Provided records
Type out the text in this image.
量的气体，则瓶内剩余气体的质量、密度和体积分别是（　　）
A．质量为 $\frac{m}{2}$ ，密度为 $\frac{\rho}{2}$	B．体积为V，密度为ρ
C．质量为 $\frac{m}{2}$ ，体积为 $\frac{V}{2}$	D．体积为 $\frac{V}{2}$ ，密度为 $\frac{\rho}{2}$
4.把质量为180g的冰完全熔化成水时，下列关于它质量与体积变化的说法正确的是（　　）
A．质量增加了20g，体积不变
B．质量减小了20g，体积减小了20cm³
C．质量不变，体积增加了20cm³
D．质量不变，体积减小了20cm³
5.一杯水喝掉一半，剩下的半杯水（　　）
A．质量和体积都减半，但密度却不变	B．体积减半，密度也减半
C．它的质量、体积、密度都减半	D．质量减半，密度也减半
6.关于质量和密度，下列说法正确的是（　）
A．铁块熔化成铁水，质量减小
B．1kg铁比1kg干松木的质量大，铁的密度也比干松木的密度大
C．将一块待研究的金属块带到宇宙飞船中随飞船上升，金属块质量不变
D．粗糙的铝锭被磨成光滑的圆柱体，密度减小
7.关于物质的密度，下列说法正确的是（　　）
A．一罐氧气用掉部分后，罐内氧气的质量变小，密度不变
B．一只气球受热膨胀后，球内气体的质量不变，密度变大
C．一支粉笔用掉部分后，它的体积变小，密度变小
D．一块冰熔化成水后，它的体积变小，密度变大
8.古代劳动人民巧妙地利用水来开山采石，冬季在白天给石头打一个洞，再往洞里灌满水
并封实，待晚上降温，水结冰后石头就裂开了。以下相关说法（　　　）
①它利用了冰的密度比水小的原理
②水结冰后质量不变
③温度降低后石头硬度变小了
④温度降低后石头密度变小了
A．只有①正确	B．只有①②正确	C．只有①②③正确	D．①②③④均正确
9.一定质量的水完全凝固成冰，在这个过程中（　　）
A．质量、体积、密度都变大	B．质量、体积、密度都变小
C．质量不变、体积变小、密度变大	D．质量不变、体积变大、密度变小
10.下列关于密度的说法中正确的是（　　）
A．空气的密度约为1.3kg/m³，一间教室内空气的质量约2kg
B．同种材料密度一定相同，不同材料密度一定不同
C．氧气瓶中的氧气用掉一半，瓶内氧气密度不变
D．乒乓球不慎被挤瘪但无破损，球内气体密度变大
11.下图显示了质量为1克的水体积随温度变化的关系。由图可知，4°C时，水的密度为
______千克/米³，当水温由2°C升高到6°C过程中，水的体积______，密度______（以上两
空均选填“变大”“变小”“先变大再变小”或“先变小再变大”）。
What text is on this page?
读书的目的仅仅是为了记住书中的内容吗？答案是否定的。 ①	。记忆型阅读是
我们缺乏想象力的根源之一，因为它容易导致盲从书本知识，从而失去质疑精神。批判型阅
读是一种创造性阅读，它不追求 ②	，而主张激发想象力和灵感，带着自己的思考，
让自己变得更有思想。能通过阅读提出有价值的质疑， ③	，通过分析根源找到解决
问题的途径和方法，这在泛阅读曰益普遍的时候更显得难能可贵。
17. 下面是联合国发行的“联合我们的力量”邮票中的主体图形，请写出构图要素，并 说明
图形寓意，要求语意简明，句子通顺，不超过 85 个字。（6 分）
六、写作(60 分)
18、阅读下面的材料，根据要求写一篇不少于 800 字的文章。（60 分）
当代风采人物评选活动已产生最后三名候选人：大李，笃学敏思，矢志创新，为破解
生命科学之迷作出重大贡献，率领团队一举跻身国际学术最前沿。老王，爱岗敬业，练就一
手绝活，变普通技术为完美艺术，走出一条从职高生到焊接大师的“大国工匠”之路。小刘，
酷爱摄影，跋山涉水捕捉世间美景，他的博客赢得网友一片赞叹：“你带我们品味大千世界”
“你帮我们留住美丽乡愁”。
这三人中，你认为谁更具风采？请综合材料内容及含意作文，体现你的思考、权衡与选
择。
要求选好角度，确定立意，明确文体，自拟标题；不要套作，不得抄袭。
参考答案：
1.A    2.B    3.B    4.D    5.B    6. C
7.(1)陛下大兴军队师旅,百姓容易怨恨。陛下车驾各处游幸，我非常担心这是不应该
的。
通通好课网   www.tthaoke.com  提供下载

The exercise
From the line holding "What text is on this page?" to the last line of the records, quote each line exactly and add nothing.

Worked solution
What text is on this page?
读书的目的仅仅是为了记住书中的内容吗？答案是否定的。 ①	。记忆型阅读是
我们缺乏想象力的根源之一，因为它容易导致盲从书本知识，从而失去质疑精神。批判型阅
读是一种创造性阅读，它不追求 ②	，而主张激发想象力和灵感，带着自己的思考，
让自己变得更有思想。能通过阅读提出有价值的质疑， ③	，通过分析根源找到解决
问题的途径和方法，这在泛阅读曰益普遍的时候更显得难能可贵。
17. 下面是联合国发行的“联合我们的力量”邮票中的主体图形，请写出构图要素，并 说明
图形寓意，要求语意简明，句子通顺，不超过 85 个字。（6 分）
六、写作(60 分)
18、阅读下面的材料，根据要求写一篇不少于 800 字的文章。（60 分）
当代风采人物评选活动已产生最后三名候选人：大李，笃学敏思，矢志创新，为破解
生命科学之迷作出重大贡献，率领团队一举跻身国际学术最前沿。老王，爱岗敬业，练就一
手绝活，变普通技术为完美艺术，走出一条从职高生到焊接大师的“大国工匠”之路。小刘，
酷爱摄影，跋山涉水捕捉世间美景，他的博客赢得网友一片赞叹：“你带我们品味大千世界”
“你帮我们留住美丽乡愁”。
这三人中，你认为谁更具风采？请综合材料内容及含意作文，体现你的思考、权衡与选
择。
要求选好角度，确定立意，明确文体，自拟标题；不要套作，不得抄袭。
参考答案：
1.A    2.B    3.B    4.D    5.B    6. C
7.(1)陛下大兴军队师旅,百姓容易怨恨。陛下车驾各处游幸，我非常担心这是不应该
的。
通通好课网   www.tthaoke.com  提供下载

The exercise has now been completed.